* _Source excerpt_:
Lennon had been abandoned by his father before birth - and then again when he was 5. And his mother gave him up to be raised by her sister. Lennon lost his mother again when he was 18, when she was run over by a drunken off-duty policeman. (The fact that the driver was a policeman was an incidental detail – his profession was not the reason for the fatality – but it probably colored his attitude towards authority figures.)

Twelve years later, Lennon philosophized the loss in simply and heart-breakingly stark terms: "Mother... you had me - but I never had you. I needed you - but you didn't need me."

And in the song's stunning coda, Lennon set to music a repeated plea that was primal and universal. "Mama don't go... Daddy come home..." His howls of anguish - quite unheard of before in popular music - were truth at 33 revolutions per minute.

His gut decision to turn his life into art set Lennon apart from McCartney in terms of style. (Lennon was a diarist - and McCartney - no less artistically - was a dramatist.) Indeed it set Lennon high above the others in his own tree. There were many who joined Lennon or who followed Lennon into the new world of singer/songwriter-dom. But few matched his poetry or honesty. For Lennon, confessional songwriting was much more than just the prominent use of the first-person pronoun - which seemed to be the norm in the self-obsessed 70's.

* _Collected data_:

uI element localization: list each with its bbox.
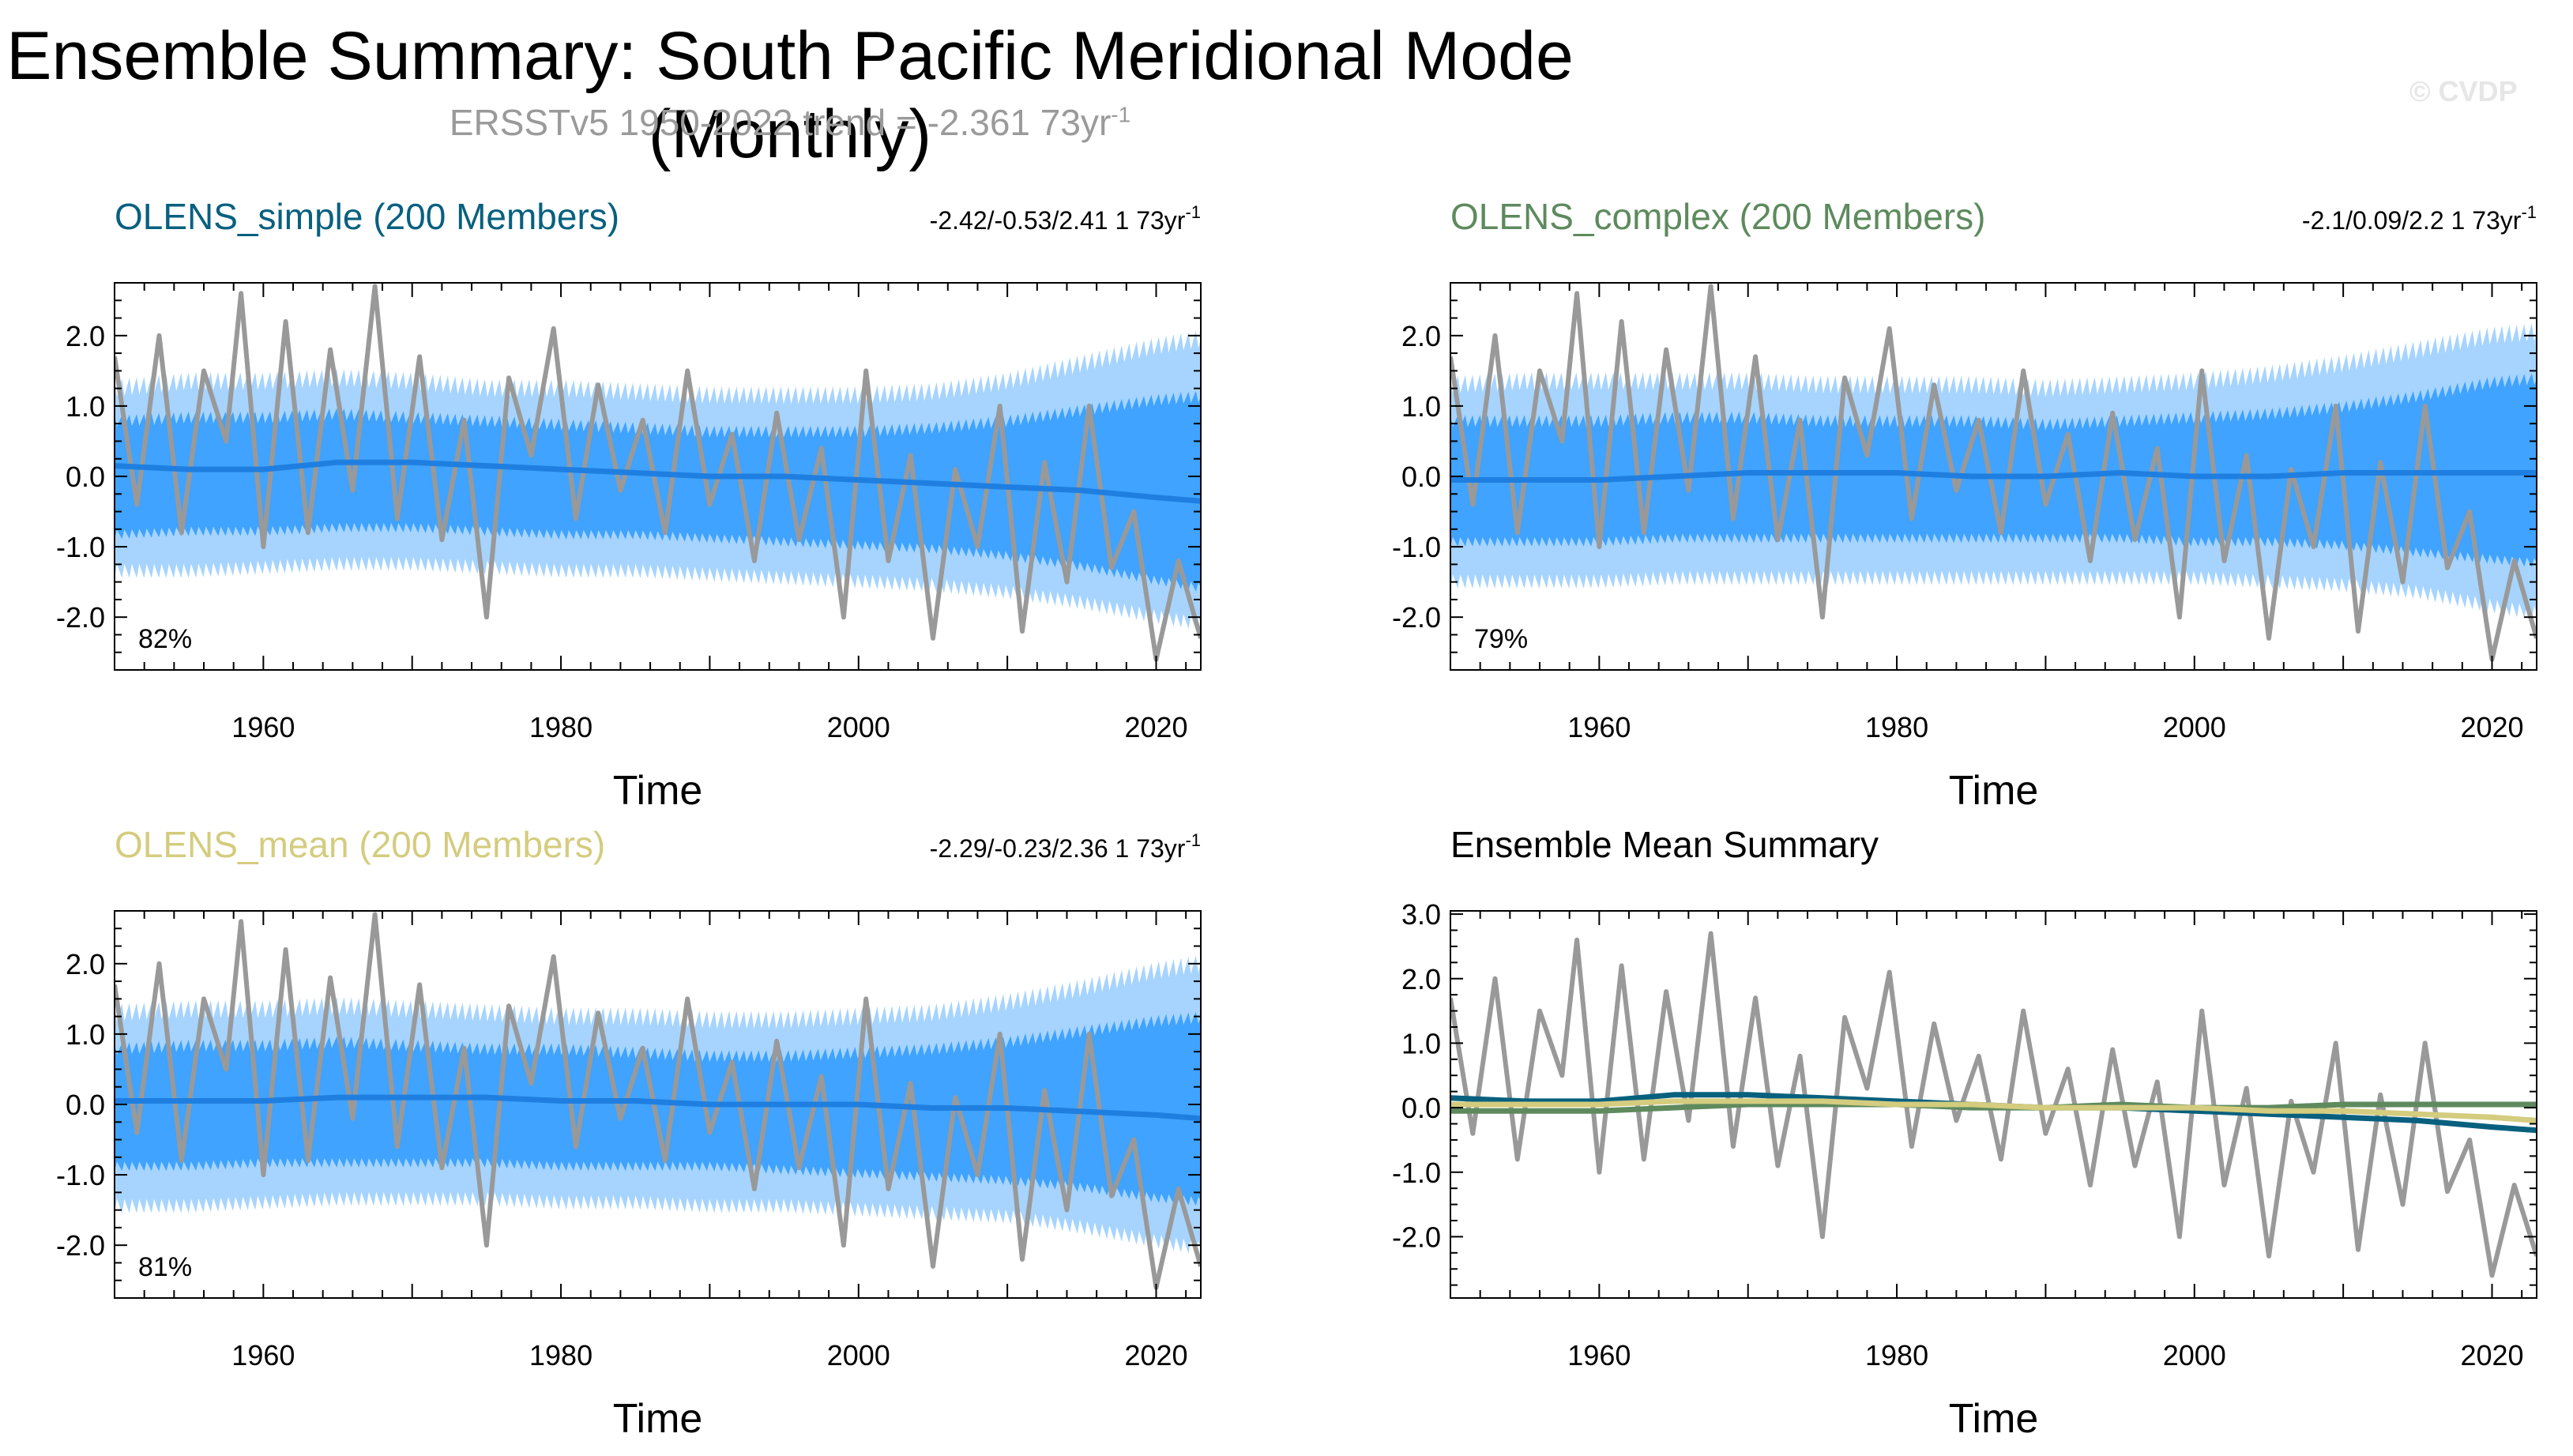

* _Exercise task 1_: Copy the stretch of the Lennon passage from "And in the song's" through "the self-obsessed 70's.", swapping "coda" for "closing section".
* _Exercise task 2_: Write what follows the last sentence of the passage on John Lennon's songwriting.

* _Written answer 1_:
And in the song's stunning closing section, Lennon set to music a repeated plea that was primal and universal. "Mama don't go... Daddy come home..." His howls of anguish - quite unheard of before in popular music - were truth at 33 revolutions per minute.

His gut decision to turn his life into art set Lennon apart from McCartney in terms of style. (Lennon was a diarist - and McCartney - no less artistically - was a dramatist.) Indeed it set Lennon high above the others in his own tree. There were many who joined Lennon or who followed Lennon into the new world of singer/songwriter-dom. But few matched his poetry or honesty. For Lennon, confessional songwriting was much more than just the prominent use of the first-person pronoun - which seemed to be the norm in the self-obsessed 70's.

* _Written answer 2_:
It is interesting to read the original (pre-murder) reviews of Lennon's 'comeback' album after his five years dedicated to the raising of his second son Sean. The 1980 album "Double Fantasy" included several paeans to the joys that maturity was bringing John Lennon. His love of Yoko, "Woman please understand - the little child inside the man..." And his prescient warning to his five-year old son that "Life is what happens while you're busy making other plans." A lot of reviewers were bemoaning the album - complaining of its gentler lyrical themes. As usual Lennon had grown up before his critics. The tragedy of December 1980 overtook those foolish reviews and the sentiments were forgotten. Indeed the poignancy of the lyrics assumed unbearable weight. But the lyrics were beautiful BEFORE the loss. It just took the "other plans" of a deranged human for some people to get the message.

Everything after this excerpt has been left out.